- Given task -
Lines containing the word "servicios" are the ones to copy from the records below.

- Given information -
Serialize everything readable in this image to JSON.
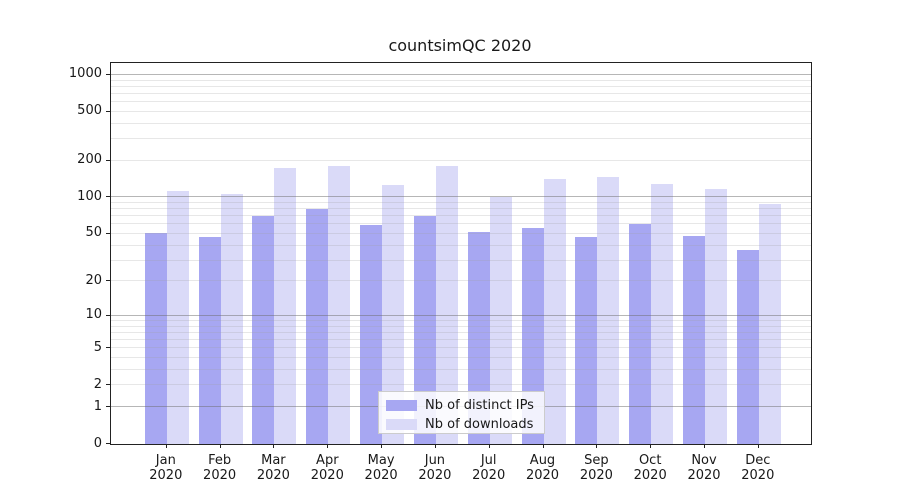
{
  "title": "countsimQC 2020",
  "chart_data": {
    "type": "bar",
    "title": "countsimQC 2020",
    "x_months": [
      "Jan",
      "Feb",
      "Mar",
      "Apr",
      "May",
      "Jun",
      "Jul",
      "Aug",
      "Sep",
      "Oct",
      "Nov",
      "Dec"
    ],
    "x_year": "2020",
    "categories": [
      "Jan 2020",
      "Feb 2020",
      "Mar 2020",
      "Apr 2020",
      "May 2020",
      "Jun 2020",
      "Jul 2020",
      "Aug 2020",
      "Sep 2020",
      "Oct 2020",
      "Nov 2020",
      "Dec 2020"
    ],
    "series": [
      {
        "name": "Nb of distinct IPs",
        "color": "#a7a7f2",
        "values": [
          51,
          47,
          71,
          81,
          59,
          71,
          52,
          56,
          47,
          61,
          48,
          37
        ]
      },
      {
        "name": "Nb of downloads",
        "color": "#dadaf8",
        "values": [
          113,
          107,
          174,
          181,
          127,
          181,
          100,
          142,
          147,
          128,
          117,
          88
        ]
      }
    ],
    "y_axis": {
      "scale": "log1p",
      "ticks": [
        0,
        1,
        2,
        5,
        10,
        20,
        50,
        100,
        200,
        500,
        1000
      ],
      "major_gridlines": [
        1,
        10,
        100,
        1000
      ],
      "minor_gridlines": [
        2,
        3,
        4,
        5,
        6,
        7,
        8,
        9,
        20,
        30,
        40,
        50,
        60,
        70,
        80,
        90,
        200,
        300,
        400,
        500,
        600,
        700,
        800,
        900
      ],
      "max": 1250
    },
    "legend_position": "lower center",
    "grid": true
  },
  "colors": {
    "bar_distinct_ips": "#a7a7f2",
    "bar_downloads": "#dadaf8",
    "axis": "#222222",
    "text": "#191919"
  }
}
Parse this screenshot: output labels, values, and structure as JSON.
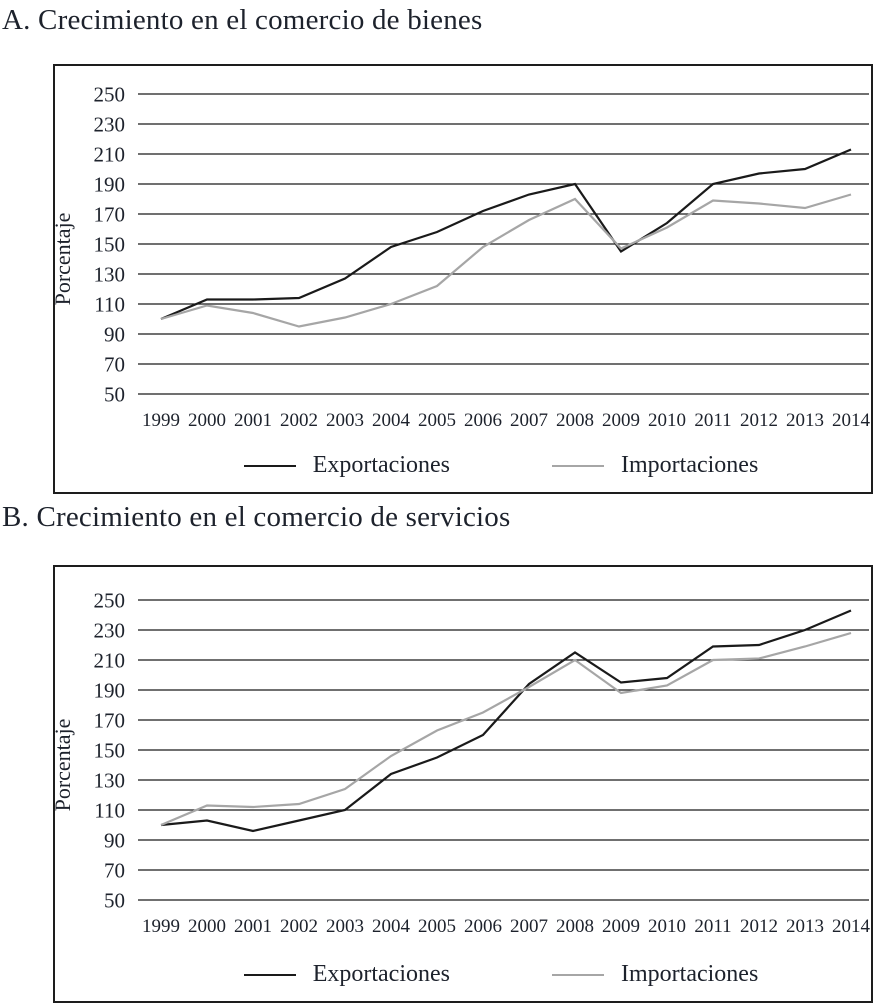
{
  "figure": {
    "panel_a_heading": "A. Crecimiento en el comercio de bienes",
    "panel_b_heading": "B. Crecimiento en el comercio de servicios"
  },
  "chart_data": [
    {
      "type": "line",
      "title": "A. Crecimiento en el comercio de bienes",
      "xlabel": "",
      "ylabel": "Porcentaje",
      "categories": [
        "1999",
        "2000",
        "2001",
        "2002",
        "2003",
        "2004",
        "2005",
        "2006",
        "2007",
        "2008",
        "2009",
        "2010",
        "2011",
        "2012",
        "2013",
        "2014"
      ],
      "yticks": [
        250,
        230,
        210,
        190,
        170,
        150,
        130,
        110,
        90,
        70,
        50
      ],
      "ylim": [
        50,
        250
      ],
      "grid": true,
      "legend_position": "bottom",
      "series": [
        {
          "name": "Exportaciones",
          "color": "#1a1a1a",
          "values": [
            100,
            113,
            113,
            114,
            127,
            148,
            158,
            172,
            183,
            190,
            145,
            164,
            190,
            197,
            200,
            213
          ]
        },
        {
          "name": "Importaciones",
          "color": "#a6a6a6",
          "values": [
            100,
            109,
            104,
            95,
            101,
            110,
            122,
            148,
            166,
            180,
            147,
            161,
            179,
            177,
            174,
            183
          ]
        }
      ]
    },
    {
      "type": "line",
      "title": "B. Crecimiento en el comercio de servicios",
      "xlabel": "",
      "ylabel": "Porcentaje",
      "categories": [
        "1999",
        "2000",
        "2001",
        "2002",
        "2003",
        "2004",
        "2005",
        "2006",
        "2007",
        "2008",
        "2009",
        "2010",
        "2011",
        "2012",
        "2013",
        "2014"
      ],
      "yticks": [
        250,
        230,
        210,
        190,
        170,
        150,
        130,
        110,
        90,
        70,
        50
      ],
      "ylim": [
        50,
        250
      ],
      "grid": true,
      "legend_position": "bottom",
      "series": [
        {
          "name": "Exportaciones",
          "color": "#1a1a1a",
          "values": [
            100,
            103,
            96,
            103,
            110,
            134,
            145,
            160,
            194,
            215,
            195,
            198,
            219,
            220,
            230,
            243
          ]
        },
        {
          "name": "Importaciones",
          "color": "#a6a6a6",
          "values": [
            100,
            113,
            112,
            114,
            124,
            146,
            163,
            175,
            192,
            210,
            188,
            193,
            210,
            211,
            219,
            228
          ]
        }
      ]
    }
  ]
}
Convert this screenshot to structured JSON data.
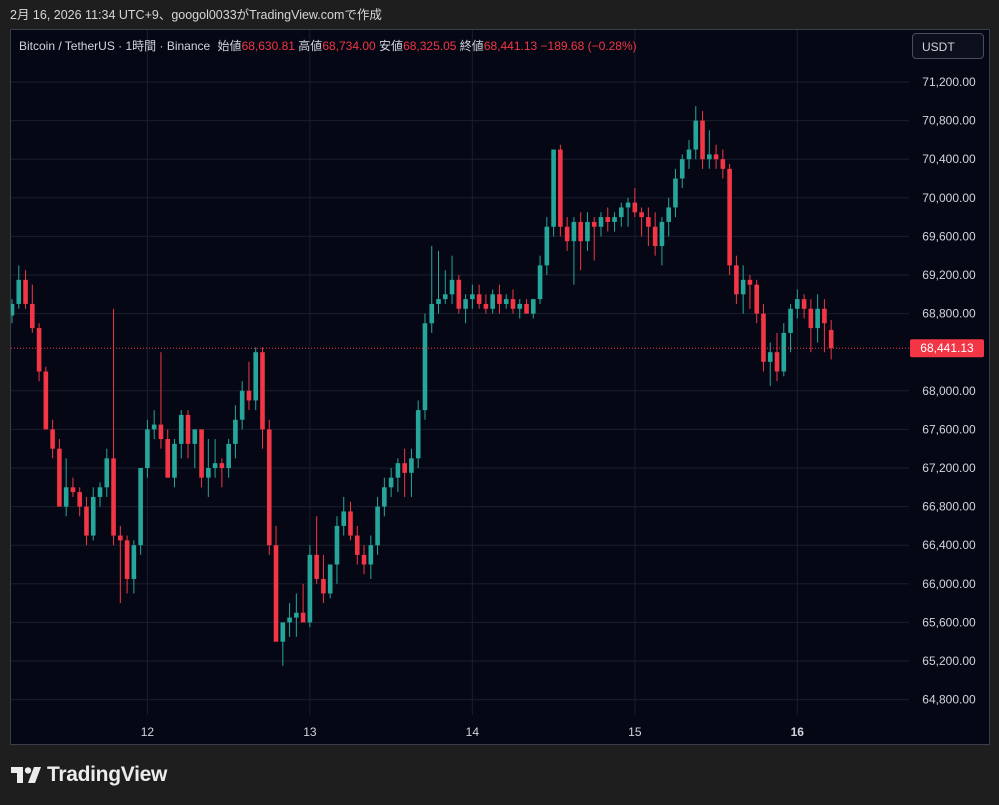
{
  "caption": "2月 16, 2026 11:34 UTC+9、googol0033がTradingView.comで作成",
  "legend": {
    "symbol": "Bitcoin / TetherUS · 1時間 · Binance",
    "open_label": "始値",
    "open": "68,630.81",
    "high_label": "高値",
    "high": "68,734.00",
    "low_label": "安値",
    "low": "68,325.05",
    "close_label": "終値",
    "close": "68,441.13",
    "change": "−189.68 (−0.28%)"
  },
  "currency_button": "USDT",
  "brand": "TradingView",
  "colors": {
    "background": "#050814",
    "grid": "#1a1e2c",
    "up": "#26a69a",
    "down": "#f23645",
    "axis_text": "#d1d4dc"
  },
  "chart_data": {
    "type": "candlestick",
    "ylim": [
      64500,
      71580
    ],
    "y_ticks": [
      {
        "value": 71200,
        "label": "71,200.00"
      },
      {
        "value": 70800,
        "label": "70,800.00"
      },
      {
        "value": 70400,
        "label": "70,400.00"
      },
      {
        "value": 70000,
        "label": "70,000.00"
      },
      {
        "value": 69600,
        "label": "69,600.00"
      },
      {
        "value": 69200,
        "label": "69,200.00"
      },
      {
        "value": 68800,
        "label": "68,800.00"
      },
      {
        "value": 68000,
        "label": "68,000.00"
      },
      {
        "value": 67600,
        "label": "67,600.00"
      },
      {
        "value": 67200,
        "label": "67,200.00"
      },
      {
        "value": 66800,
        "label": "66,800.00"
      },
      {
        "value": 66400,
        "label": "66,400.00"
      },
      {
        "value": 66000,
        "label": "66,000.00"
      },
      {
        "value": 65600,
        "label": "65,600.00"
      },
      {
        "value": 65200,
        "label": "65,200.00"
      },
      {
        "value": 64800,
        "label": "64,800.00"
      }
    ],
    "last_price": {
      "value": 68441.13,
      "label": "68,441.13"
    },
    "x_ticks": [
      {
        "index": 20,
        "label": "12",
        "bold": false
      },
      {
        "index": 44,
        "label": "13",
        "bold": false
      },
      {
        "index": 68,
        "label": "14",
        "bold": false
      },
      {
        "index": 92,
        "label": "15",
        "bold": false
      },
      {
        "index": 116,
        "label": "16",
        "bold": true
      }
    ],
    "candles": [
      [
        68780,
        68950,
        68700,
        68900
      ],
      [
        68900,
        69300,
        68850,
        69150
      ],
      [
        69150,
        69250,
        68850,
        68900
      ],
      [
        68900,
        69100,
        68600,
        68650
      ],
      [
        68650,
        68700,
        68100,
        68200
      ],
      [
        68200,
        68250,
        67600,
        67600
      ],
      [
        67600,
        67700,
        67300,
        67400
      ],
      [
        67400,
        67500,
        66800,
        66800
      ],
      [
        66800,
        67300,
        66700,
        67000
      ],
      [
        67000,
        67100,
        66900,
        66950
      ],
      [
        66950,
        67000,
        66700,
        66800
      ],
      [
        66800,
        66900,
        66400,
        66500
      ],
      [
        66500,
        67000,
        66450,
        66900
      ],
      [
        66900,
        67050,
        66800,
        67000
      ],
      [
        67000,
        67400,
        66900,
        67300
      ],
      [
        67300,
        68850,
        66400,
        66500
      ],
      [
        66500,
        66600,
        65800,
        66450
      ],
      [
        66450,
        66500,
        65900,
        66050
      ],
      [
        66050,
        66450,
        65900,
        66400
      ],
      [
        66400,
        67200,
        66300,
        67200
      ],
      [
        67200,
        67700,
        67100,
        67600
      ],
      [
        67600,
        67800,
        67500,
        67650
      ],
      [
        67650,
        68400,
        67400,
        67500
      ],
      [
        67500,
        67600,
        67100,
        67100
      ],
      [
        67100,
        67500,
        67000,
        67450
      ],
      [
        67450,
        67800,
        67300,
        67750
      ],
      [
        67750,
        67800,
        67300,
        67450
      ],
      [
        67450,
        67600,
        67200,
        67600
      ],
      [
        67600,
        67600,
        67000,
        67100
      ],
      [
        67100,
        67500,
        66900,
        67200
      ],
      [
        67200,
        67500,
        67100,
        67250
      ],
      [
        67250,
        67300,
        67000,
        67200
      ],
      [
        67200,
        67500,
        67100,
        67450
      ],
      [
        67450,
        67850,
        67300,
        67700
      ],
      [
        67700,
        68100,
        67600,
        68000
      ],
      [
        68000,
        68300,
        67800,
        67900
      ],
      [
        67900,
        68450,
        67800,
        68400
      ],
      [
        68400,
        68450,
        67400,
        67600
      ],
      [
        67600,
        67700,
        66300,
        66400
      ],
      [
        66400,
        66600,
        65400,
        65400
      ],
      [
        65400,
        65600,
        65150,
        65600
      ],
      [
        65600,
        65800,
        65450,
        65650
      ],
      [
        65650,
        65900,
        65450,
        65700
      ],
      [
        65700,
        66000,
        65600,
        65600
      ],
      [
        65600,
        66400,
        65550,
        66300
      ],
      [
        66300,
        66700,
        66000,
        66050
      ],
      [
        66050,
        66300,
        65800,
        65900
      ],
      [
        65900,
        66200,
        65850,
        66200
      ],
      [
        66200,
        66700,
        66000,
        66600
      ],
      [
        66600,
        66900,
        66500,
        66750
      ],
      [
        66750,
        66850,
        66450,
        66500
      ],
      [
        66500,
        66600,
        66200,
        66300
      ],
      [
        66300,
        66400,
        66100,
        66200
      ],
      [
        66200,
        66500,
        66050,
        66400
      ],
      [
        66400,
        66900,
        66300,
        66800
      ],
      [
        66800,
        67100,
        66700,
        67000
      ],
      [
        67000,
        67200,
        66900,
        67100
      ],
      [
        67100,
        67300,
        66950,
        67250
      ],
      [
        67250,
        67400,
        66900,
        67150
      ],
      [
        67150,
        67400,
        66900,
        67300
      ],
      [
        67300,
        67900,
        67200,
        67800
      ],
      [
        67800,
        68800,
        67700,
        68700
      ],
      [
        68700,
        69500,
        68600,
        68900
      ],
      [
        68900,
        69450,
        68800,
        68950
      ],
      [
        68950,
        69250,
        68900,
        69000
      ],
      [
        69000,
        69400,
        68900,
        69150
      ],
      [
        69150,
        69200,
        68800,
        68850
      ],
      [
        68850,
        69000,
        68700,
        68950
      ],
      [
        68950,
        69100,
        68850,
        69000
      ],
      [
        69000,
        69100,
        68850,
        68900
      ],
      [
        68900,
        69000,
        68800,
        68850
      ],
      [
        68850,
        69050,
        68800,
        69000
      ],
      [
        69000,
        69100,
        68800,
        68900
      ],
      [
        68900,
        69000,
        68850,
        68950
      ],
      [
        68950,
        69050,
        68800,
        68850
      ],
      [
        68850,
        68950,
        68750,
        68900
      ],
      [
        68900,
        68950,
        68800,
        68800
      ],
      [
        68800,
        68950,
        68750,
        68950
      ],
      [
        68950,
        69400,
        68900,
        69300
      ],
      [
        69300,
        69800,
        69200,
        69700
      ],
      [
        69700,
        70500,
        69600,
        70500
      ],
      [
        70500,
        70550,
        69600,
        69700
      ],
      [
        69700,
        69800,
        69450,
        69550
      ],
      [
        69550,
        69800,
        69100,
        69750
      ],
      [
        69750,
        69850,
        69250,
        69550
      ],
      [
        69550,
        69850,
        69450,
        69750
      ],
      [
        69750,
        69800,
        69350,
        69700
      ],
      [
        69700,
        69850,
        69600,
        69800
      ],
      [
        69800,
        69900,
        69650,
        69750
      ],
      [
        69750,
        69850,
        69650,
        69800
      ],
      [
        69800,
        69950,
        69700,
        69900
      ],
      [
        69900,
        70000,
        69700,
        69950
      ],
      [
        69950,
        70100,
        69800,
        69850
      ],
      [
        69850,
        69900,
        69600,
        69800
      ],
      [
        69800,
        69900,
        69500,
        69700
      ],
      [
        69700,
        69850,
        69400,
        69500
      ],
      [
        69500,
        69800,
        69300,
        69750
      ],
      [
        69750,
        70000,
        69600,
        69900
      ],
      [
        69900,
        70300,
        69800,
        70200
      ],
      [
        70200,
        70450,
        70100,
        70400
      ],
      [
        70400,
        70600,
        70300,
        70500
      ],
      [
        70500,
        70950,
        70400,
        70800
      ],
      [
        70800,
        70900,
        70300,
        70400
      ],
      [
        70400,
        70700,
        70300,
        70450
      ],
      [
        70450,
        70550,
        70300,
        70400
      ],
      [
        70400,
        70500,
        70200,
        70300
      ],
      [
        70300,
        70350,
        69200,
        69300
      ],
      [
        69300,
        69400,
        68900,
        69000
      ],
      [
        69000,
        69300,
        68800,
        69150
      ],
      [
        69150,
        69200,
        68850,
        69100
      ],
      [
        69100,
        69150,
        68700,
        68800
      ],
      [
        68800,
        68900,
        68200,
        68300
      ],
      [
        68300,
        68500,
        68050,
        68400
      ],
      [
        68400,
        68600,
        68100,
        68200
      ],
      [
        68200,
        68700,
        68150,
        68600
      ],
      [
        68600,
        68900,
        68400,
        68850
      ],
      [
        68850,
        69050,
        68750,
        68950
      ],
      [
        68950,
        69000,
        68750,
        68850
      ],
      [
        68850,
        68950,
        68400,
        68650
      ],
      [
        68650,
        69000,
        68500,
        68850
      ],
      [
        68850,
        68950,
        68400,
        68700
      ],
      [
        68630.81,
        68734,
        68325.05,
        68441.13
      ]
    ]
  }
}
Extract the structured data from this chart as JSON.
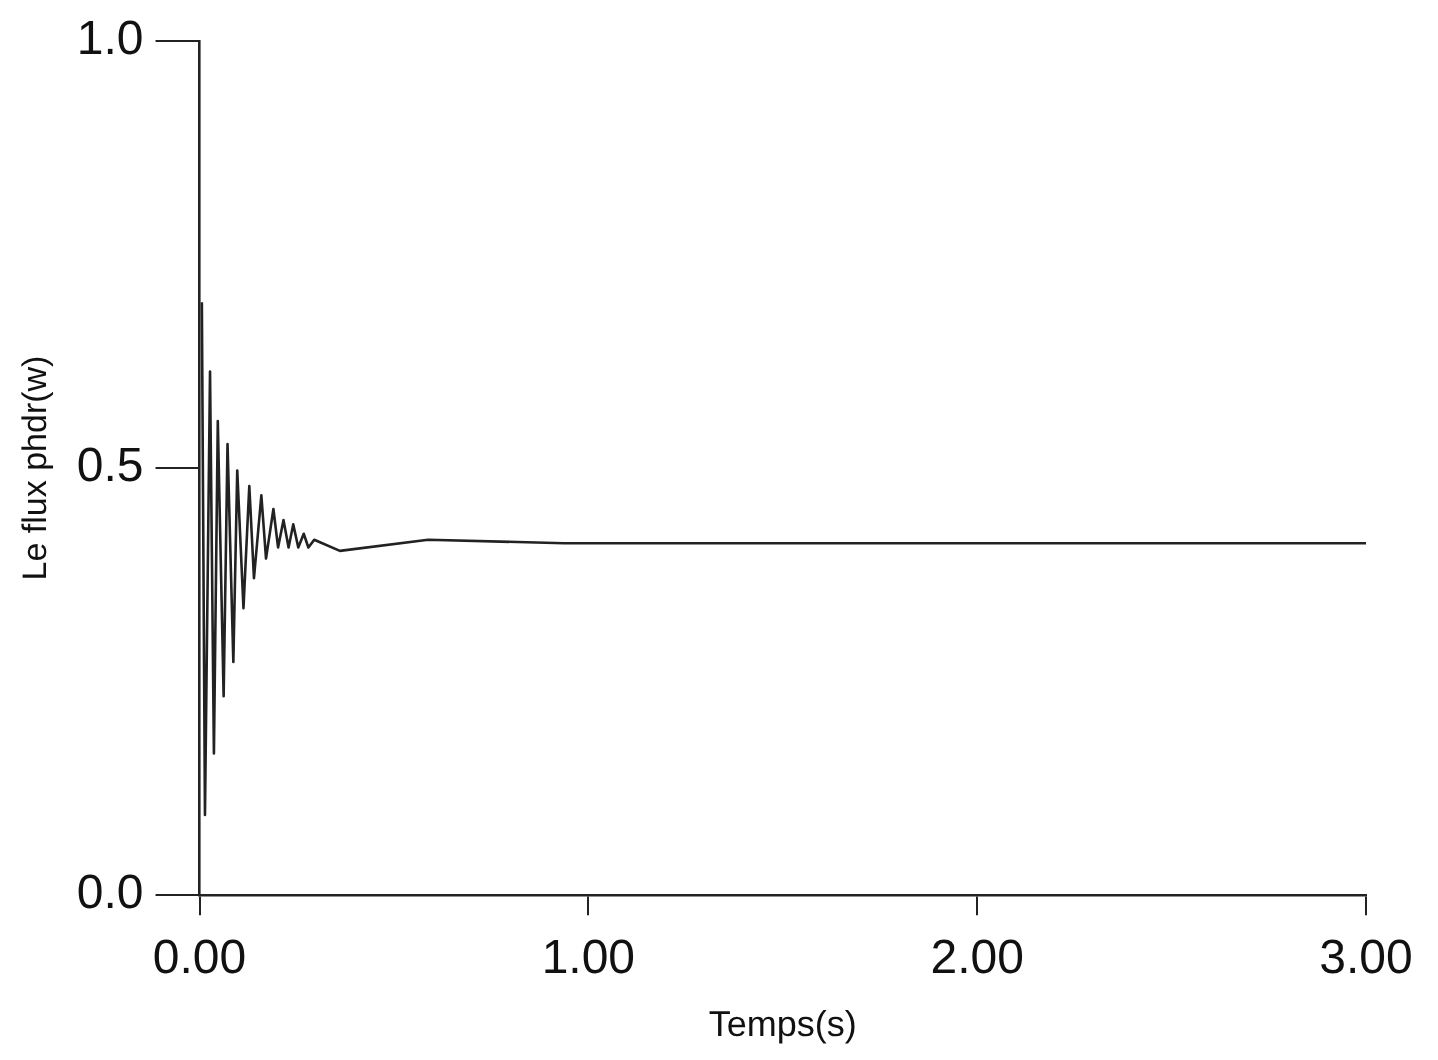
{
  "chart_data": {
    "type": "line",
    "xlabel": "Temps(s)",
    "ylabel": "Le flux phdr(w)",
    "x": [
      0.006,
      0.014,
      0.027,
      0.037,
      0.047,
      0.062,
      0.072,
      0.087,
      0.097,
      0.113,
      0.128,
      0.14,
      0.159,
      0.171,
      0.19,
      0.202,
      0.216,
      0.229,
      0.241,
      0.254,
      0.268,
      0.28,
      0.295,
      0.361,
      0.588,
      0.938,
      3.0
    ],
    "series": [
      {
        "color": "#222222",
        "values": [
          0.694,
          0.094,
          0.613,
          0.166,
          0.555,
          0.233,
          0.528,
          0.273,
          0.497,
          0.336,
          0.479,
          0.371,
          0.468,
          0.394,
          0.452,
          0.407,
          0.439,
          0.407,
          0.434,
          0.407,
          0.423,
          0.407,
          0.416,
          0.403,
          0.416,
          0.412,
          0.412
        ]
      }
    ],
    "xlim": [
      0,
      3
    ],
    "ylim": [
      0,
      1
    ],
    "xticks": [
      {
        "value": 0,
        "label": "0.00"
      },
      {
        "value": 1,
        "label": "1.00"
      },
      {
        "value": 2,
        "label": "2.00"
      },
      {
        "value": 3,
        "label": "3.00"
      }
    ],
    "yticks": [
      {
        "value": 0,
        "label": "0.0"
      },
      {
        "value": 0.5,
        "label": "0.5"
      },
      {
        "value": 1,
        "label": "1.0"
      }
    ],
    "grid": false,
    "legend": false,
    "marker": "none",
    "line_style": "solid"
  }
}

- Worked answer -
    "panel_b_heading": "B. Crecimiento en el comercio de servicios"
      "title": "B. Crecimiento en el comercio de servicios",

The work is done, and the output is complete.